Given instruction
Arrange all of the following rows as a numbered list, leaving out any blank lines.

Materials provided
━━━━━━━━━━━━━━━━━━━━━━━━━━━━━━

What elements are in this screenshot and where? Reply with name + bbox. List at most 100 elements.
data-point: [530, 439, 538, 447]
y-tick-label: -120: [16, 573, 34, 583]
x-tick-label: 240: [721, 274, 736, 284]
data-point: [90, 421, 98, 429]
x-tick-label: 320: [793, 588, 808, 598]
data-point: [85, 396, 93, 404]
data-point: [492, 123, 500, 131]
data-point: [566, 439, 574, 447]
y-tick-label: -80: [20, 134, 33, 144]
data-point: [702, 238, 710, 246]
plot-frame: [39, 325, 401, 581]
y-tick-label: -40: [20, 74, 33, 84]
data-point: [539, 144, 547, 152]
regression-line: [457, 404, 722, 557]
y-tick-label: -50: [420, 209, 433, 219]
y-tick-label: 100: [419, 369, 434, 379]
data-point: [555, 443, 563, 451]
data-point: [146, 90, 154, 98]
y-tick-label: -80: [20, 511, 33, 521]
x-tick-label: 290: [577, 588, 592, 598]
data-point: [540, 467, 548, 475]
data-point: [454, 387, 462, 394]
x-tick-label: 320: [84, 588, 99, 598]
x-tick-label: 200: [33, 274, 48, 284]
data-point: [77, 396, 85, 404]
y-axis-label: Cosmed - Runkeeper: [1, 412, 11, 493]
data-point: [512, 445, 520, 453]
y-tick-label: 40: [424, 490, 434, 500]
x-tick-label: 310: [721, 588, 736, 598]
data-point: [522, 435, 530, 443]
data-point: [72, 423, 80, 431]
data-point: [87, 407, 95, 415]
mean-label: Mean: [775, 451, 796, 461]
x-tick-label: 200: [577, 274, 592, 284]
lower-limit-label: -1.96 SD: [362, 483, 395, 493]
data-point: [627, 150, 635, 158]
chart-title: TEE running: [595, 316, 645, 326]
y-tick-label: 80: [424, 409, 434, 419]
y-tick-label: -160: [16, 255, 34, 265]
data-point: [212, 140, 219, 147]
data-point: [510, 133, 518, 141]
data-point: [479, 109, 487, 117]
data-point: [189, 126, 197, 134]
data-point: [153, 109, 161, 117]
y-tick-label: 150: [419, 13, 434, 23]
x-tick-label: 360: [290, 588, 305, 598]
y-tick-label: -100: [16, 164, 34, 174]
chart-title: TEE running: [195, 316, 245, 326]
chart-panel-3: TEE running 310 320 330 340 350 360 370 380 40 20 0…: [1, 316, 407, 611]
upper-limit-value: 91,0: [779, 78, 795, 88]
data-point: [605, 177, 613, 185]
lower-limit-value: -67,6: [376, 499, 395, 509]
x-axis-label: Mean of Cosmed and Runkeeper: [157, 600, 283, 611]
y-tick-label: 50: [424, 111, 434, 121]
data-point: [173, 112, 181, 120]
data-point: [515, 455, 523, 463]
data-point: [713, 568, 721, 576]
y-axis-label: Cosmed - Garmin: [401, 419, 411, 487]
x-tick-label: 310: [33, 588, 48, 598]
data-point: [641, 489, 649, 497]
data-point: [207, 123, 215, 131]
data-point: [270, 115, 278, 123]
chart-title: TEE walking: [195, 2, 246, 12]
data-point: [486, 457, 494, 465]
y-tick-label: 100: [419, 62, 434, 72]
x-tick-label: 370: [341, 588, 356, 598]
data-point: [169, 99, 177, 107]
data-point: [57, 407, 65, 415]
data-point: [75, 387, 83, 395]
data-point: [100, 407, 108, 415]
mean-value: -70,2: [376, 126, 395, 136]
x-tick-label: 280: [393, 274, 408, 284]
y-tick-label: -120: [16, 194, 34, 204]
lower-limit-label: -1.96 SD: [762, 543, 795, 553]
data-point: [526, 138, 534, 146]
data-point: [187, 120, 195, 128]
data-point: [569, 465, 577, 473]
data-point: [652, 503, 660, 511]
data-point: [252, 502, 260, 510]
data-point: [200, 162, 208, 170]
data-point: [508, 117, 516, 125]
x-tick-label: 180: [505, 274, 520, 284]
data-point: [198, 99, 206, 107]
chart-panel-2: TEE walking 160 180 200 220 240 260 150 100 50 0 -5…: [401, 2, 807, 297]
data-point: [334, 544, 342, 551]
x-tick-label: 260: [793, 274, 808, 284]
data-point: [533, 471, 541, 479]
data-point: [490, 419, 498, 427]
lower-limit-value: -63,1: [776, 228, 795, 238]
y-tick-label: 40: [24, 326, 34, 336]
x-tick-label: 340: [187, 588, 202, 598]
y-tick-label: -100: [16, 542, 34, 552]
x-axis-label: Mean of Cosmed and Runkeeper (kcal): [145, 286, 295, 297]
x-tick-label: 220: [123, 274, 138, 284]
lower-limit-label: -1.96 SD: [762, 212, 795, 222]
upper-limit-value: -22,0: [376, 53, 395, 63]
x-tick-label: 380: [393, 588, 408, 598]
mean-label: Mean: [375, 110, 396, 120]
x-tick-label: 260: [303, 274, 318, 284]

━━━━━━━━━━━━━━━━━━━━━━━━━━━━━━

Response to the task
1. What elements are in this screenshot and where? Reply with name + bbox. List at most 100 elements.
2. data-point: [530, 439, 538, 447]
3. y-tick-label: -120: [16, 573, 34, 583]
4. x-tick-label: 240: [721, 274, 736, 284]
5. data-point: [90, 421, 98, 429]
6. x-tick-label: 320: [793, 588, 808, 598]
7. data-point: [85, 396, 93, 404]
8. data-point: [492, 123, 500, 131]
9. data-point: [566, 439, 574, 447]
10. y-tick-label: -80: [20, 134, 33, 144]
11. data-point: [702, 238, 710, 246]
12. plot-frame: [39, 325, 401, 581]
13. y-tick-label: -40: [20, 74, 33, 84]
14. data-point: [539, 144, 547, 152]
15. regression-line: [457, 404, 722, 557]
16. y-tick-label: -50: [420, 209, 433, 219]
17. y-tick-label: 100: [419, 369, 434, 379]
18. data-point: [555, 443, 563, 451]
19. data-point: [146, 90, 154, 98]
20. y-tick-label: -80: [20, 511, 33, 521]
21. x-tick-label: 290: [577, 588, 592, 598]
22. data-point: [540, 467, 548, 475]
23. data-point: [454, 387, 462, 394]
24. x-tick-label: 320: [84, 588, 99, 598]
25. x-tick-label: 200: [33, 274, 48, 284]
26. data-point: [77, 396, 85, 404]
27. y-axis-label: Cosmed - Runkeeper: [1, 412, 11, 493]
28. data-point: [512, 445, 520, 453]
29. y-tick-label: 40: [424, 490, 434, 500]
30. x-tick-label: 310: [721, 588, 736, 598]
31. data-point: [522, 435, 530, 443]
32. data-point: [72, 423, 80, 431]
33. data-point: [87, 407, 95, 415]
34. mean-label: Mean: [775, 451, 796, 461]
35. x-tick-label: 200: [577, 274, 592, 284]
36. lower-limit-label: -1.96 SD: [362, 483, 395, 493]
37. data-point: [627, 150, 635, 158]
38. chart-title: TEE running: [595, 316, 645, 326]
39. y-tick-label: 80: [424, 409, 434, 419]
40. y-tick-label: -160: [16, 255, 34, 265]
41. data-point: [212, 140, 219, 147]
42. data-point: [510, 133, 518, 141]
43. data-point: [479, 109, 487, 117]
44. data-point: [189, 126, 197, 134]
45. data-point: [153, 109, 161, 117]
46. y-tick-label: 150: [419, 13, 434, 23]
47. x-tick-label: 360: [290, 588, 305, 598]
48. y-tick-label: -100: [16, 164, 34, 174]
49. chart-title: TEE running: [195, 316, 245, 326]
50. chart-panel-3: TEE running 310 320 330 340 350 360 370 380 40 20 0…: [1, 316, 407, 611]
51. upper-limit-value: 91,0: [779, 78, 795, 88]
52. data-point: [605, 177, 613, 185]
53. lower-limit-value: -67,6: [376, 499, 395, 509]
54. x-axis-label: Mean of Cosmed and Runkeeper: [157, 600, 283, 611]
55. y-tick-label: 50: [424, 111, 434, 121]
56. data-point: [173, 112, 181, 120]
57. data-point: [515, 455, 523, 463]
58. data-point: [713, 568, 721, 576]
59. y-axis-label: Cosmed - Garmin: [401, 419, 411, 487]
60. x-tick-label: 310: [33, 588, 48, 598]
61. data-point: [641, 489, 649, 497]
62. data-point: [207, 123, 215, 131]
63. data-point: [270, 115, 278, 123]
64. chart-title: TEE walking: [195, 2, 246, 12]
65. data-point: [486, 457, 494, 465]
66. y-tick-label: 100: [419, 62, 434, 72]
67. x-tick-label: 370: [341, 588, 356, 598]
68. data-point: [169, 99, 177, 107]
69. data-point: [57, 407, 65, 415]
70. data-point: [75, 387, 83, 395]
71. data-point: [100, 407, 108, 415]
72. mean-value: -70,2: [376, 126, 395, 136]
73. x-tick-label: 280: [393, 274, 408, 284]
74. y-tick-label: -120: [16, 194, 34, 204]
75. lower-limit-label: -1.96 SD: [762, 543, 795, 553]
76. data-point: [526, 138, 534, 146]
77. data-point: [187, 120, 195, 128]
78. data-point: [569, 465, 577, 473]
79. data-point: [652, 503, 660, 511]
80. data-point: [252, 502, 260, 510]
81. data-point: [200, 162, 208, 170]
82. data-point: [508, 117, 516, 125]
83. x-tick-label: 180: [505, 274, 520, 284]
84. data-point: [198, 99, 206, 107]
85. chart-panel-2: TEE walking 160 180 200 220 240 260 150 100 50 0 -5…: [401, 2, 807, 297]
86. data-point: [334, 544, 342, 551]
87. x-tick-label: 260: [793, 274, 808, 284]
88. data-point: [533, 471, 541, 479]
89. data-point: [490, 419, 498, 427]
90. lower-limit-value: -63,1: [776, 228, 795, 238]
91. y-tick-label: 40: [24, 326, 34, 336]
92. x-tick-label: 340: [187, 588, 202, 598]
93. y-tick-label: -100: [16, 542, 34, 552]
94. x-axis-label: Mean of Cosmed and Runkeeper (kcal): [145, 286, 295, 297]
95. x-tick-label: 220: [123, 274, 138, 284]
96. lower-limit-label: -1.96 SD: [762, 212, 795, 222]
97. upper-limit-value: -22,0: [376, 53, 395, 63]
98. x-tick-label: 380: [393, 588, 408, 598]
99. mean-label: Mean: [375, 110, 396, 120]
100. x-tick-label: 260: [303, 274, 318, 284]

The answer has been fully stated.